▶ _WHAT YOU ARE ASKED TO DO_:
Identify every line containing the word "weekly" and reproduce each one.

(Figure dataset records)
⁂

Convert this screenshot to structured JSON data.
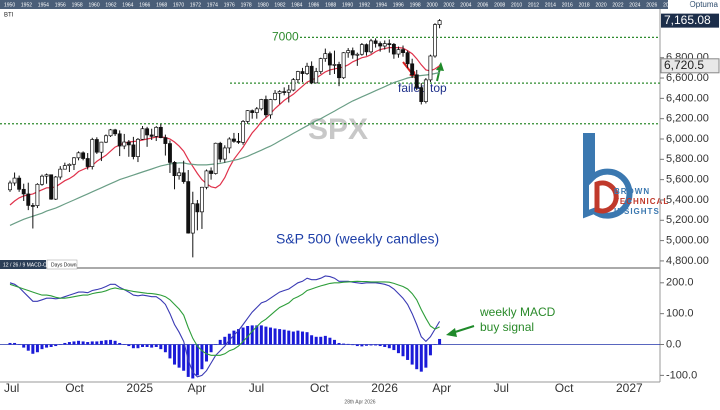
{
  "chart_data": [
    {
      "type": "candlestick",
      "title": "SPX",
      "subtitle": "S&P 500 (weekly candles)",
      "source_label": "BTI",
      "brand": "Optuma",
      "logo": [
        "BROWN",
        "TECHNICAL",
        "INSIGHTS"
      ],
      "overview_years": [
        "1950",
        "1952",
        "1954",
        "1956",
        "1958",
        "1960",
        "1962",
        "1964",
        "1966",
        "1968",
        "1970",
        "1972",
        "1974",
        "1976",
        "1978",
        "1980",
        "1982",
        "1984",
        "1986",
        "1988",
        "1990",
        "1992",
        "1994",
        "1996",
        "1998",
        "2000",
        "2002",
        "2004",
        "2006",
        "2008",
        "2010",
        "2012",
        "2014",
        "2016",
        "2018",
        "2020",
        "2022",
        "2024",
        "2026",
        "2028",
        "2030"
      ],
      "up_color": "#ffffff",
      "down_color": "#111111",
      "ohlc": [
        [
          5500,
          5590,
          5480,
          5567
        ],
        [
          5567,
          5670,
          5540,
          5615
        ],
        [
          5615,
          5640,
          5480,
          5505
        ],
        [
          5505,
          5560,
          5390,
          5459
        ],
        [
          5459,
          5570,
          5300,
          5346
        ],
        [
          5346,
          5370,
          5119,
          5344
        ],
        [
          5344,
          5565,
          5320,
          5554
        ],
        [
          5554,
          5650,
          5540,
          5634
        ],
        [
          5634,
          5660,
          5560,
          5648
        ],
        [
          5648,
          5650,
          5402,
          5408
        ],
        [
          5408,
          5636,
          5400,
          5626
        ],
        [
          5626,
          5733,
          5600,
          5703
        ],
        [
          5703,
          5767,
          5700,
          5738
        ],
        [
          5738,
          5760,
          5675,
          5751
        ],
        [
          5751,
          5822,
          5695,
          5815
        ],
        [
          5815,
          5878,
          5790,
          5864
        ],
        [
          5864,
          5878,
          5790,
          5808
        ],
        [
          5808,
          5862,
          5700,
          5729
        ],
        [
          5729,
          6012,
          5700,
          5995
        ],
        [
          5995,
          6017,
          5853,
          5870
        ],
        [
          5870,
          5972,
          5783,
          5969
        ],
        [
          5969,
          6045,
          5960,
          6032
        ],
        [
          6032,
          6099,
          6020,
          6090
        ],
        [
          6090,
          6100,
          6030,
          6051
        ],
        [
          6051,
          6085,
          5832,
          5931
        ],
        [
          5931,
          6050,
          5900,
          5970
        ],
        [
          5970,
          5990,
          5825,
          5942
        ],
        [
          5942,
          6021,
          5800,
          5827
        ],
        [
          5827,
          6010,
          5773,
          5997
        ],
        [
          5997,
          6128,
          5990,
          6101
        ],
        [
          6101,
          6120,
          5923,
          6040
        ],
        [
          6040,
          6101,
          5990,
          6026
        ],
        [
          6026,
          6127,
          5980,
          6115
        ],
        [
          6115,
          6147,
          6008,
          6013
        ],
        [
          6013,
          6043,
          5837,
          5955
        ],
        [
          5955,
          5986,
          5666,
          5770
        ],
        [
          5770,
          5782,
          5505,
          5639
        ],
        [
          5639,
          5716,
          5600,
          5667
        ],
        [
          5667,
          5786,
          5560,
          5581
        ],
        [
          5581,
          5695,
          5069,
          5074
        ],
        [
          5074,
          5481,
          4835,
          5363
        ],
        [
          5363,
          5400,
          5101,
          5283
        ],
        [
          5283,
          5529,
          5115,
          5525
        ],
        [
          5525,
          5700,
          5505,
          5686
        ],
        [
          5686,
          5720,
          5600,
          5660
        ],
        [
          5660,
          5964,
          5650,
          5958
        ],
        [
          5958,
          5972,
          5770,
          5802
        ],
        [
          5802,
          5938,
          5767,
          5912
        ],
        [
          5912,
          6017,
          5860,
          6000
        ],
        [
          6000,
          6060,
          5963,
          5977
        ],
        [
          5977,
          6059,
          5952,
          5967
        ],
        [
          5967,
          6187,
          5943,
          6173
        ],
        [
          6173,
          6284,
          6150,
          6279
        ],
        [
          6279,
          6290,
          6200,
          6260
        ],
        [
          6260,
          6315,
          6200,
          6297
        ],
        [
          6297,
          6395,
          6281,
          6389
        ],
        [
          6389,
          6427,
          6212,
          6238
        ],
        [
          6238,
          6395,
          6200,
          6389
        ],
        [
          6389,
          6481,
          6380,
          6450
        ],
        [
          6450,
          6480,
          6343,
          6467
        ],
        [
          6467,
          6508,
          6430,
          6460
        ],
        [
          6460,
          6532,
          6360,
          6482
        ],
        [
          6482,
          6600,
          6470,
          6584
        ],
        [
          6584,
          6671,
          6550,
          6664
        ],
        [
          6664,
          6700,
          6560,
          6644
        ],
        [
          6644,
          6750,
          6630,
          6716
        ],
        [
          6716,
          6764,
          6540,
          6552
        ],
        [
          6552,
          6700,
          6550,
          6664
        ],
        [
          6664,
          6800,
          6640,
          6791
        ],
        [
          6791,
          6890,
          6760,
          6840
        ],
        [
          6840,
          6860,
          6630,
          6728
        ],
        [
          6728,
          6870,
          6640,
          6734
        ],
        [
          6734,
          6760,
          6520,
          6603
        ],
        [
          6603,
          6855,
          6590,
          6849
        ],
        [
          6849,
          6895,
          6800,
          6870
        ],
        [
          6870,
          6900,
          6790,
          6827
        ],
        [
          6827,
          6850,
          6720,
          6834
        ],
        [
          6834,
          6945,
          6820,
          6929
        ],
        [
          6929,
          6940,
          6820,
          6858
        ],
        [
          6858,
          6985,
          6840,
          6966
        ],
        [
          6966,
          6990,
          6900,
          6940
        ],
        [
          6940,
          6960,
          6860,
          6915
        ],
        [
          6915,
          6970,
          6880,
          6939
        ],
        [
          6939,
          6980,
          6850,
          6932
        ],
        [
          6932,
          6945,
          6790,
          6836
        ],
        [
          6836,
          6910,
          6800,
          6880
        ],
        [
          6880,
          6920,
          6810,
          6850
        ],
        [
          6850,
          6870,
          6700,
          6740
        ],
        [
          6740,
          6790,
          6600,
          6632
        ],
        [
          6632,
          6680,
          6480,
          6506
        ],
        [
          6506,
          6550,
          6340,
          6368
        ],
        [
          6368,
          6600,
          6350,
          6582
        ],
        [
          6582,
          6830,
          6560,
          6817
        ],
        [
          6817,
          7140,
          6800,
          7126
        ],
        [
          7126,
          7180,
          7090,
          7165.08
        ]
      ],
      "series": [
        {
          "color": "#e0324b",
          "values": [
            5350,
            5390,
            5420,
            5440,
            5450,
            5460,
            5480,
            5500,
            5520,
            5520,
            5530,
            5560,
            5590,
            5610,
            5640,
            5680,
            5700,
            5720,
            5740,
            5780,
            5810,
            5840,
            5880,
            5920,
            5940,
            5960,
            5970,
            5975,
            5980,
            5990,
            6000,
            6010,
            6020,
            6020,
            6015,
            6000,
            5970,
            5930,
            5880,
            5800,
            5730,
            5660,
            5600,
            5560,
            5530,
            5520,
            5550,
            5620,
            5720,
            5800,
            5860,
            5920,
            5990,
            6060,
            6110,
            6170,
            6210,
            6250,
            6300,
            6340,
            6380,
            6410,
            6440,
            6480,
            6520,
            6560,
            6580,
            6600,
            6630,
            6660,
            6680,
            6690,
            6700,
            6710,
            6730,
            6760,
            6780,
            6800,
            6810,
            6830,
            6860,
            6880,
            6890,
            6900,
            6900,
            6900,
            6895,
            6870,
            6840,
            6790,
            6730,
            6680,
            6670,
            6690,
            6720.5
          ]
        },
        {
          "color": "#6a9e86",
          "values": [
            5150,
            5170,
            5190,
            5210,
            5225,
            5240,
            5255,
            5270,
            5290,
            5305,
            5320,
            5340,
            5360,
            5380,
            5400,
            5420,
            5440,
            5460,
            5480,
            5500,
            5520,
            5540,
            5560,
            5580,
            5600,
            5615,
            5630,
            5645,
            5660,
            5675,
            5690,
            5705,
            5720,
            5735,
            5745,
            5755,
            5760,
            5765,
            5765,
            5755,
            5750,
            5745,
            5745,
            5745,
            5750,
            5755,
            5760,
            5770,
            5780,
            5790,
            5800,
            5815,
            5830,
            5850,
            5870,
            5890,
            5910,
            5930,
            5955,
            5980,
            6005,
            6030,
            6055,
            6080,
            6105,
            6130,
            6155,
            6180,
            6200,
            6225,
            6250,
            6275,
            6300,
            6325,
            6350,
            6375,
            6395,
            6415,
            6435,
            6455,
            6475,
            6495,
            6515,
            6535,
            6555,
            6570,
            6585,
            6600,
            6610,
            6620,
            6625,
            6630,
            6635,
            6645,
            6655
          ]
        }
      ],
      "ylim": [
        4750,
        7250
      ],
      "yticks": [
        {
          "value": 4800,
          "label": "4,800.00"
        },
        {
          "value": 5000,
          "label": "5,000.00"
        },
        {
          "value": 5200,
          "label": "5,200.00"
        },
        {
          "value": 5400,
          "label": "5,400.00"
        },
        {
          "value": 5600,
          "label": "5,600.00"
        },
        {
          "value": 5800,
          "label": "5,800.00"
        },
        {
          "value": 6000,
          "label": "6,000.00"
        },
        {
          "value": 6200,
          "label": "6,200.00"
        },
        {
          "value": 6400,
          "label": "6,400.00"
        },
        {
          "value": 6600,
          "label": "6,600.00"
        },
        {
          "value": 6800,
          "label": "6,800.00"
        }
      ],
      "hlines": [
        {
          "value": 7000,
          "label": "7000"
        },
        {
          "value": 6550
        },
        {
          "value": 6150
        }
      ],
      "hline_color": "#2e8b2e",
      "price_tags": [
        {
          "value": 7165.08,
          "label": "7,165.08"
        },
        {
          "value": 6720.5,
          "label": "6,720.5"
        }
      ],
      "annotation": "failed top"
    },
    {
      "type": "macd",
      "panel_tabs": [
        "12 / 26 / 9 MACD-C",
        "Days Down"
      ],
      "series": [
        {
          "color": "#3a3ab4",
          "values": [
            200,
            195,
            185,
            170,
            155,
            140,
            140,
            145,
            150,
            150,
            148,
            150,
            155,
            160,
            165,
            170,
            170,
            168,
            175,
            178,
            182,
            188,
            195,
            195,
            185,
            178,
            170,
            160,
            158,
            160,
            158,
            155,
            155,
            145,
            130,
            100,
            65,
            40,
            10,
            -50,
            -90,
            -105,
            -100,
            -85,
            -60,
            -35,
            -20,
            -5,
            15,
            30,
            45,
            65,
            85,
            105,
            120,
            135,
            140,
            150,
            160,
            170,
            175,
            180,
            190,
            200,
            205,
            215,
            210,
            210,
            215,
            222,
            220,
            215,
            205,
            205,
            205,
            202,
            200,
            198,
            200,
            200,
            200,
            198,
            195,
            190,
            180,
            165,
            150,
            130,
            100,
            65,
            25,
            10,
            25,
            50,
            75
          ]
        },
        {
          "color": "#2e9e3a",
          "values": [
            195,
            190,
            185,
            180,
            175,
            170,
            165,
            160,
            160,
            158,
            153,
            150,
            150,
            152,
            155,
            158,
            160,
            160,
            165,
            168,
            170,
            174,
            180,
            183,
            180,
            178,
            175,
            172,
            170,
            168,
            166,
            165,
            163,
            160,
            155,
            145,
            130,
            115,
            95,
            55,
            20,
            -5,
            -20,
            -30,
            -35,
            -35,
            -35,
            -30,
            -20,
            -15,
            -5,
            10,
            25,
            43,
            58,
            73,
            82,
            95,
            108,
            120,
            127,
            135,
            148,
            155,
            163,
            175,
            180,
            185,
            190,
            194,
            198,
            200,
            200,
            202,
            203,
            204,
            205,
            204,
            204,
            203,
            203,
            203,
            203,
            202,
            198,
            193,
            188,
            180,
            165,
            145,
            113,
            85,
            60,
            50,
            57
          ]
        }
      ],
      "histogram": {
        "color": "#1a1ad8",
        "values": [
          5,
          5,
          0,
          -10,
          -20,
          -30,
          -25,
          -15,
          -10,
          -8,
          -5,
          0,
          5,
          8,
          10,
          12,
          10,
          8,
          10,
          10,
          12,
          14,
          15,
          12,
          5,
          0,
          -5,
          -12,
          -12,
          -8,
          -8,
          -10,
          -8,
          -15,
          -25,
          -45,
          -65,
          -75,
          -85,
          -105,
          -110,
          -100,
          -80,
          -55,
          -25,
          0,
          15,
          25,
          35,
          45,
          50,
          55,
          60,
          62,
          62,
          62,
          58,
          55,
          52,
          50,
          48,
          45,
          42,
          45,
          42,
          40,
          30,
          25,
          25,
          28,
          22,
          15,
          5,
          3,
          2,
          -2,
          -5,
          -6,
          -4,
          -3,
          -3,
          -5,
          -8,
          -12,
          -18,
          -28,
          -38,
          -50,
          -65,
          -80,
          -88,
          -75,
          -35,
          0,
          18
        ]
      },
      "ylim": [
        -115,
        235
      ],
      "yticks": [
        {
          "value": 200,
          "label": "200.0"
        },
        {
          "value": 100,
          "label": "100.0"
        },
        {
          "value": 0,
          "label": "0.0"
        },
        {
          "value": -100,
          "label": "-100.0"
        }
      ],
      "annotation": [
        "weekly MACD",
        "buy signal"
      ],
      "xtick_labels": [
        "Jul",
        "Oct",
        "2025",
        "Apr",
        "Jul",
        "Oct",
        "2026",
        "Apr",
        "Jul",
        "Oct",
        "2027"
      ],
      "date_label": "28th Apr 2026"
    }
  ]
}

⁂

▶ _EXERCISE RESPONSE_:
      "subtitle": "S&P 500 (weekly candles)",
        "weekly MACD",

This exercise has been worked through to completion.